[Begin Excerpt]

Causality implies Special Relativity

Introduction

Before the year 1905, space was generally believed to be fixed and firm, and time was believed to march forward at a constant, immutable, universal pace. Any given time interval was expected to be exactly the same everywhere. If exactly 2 minutes passed on Earth, then exactly 2 minutes must have passed on Mercury. If we turned on 2 lights at the same time, it was common sense that any other observer would also conclude that they were turned on at the same time. In other words, physics matched our natural intuition of how the world works.

The old paradigm was shattered when Albert Einstein published his Special Theory of Relativity. It was met with much skepticism at first, but eventually gained near universal acceptance among physicists. Our understanding of space and time was forever changed. For many people, this updated view of reality was so strange that it seemed unbelievable and paradoxical. And yet, as I will demonstrate in this post, it comes as a direct result of the fundamental and highly intuitive law of causality.

Special Relativity

The main two postulates that form the foundation of special relativity are:

The laws of physics are the same everywhere, independent of the location and velocity of any observer.
The speed of light c is constant, independent of the relative motion of its source.

The first postulate is not too far-fetched for most people. The truth is the truth, no matter what. It doesn’t matter who you are or where you are or how fast you’re going. The underlying truth that governs the universe should be universal.

The second postulate has historically been more difficult for people to accept. Imagine two people can each throw a baseball at a speed of 40 mph. If they are both standing on the ground, and we are standing next to them, we will measure the speed of both baseballs to be 40 mph. But if one of the baseballs is flung at 40 mph from atop a platform that is moving forward at 40 mph, you will measure the ball’s speed to be 80 mph. Not so with light. Instead of throwing baseballs, try turning on flashlights. No matter how the flashlights are moving relative to you and relative to each other, you will always measure the speed of the emitted light to be c. It can’t possibly be anything different.

[End Excerpt]

Instruction 1
According to the essay on special relativity, what speed would you measure for a baseball thrown at 40 mph from a platform moving forward at 40 mph?
The essay on special relativity and the records come from separate, unrelated sources.

[Begin Data for the task]

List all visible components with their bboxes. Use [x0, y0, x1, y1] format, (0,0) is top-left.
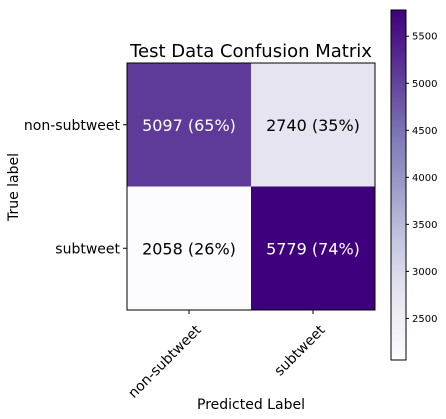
- heatmap-cell: [127, 63, 251, 187]
- colorbar-tick-label: 4000: [412, 173, 437, 184]
- y-tick-label: non-subtweet: [24, 118, 121, 134]
- heatmap-cell: [251, 186, 375, 310]
- heatmap-cell: [251, 63, 375, 187]
- cell-value-label: 5097 (65%): [142, 116, 236, 135]
- colorbar-tick-label: 3000: [412, 267, 437, 278]
- colorbar-tick-label: 2500: [412, 314, 437, 325]
- heatmap-cell: [127, 186, 251, 310]
- colorbar-tick-label: 5500: [412, 32, 437, 43]
- chart-title: Test Data Confusion Matrix: [129, 41, 372, 62]
- x-axis-ticks: non-subtweet subtweet: [125, 310, 329, 402]
- x-tick-label: subtweet: [272, 322, 329, 379]
- x-tick-label: non-subtweet: [125, 322, 205, 402]
- y-axis-label: True label: [6, 153, 22, 222]
- cell-value-label: 5779 (74%): [266, 239, 360, 258]
- x-axis-label: Predicted Label: [197, 397, 305, 413]
- heatmap-cells: 5097 (65%) 2740 (35%) 2058 (26%) 5779 (74%): [127, 63, 375, 310]
- y-tick-label: subtweet: [55, 241, 120, 257]
- colorbar: [390, 9, 407, 361]
- y-axis-ticks: non-subtweet subtweet: [24, 118, 127, 257]
- cell-value-label: 2058 (26%): [142, 239, 236, 258]
- colorbar-tick-label: 4500: [412, 126, 437, 137]
- colorbar-ticks: 2500 3000 3500 4000 4500 5000 5500: [406, 32, 437, 325]
- cell-value-label: 2740 (35%): [266, 116, 360, 135]
- colorbar-tick-label: 3500: [412, 220, 437, 231]
- plot-frame: [126, 62, 376, 311]
- colorbar-tick-label: 5000: [412, 79, 437, 90]
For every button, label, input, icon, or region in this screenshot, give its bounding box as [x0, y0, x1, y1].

[End Data for the task]

Instruction 2
In the records, reproduce word for word every line from the line with "- heatmap-cell: [127, 63, 251, 187]" to the line with "- colorbar-tick-label: 5500: [412, 32, 437, 43]", including both of those lines.

Written reply 1
80 mph.

Written reply 2
- heatmap-cell: [127, 63, 251, 187]
- colorbar-tick-label: 4000: [412, 173, 437, 184]
- y-tick-label: non-subtweet: [24, 118, 121, 134]
- heatmap-cell: [251, 186, 375, 310]
- heatmap-cell: [251, 63, 375, 187]
- cell-value-label: 5097 (65%): [142, 116, 236, 135]
- colorbar-tick-label: 3000: [412, 267, 437, 278]
- colorbar-tick-label: 2500: [412, 314, 437, 325]
- heatmap-cell: [127, 186, 251, 310]
- colorbar-tick-label: 5500: [412, 32, 437, 43]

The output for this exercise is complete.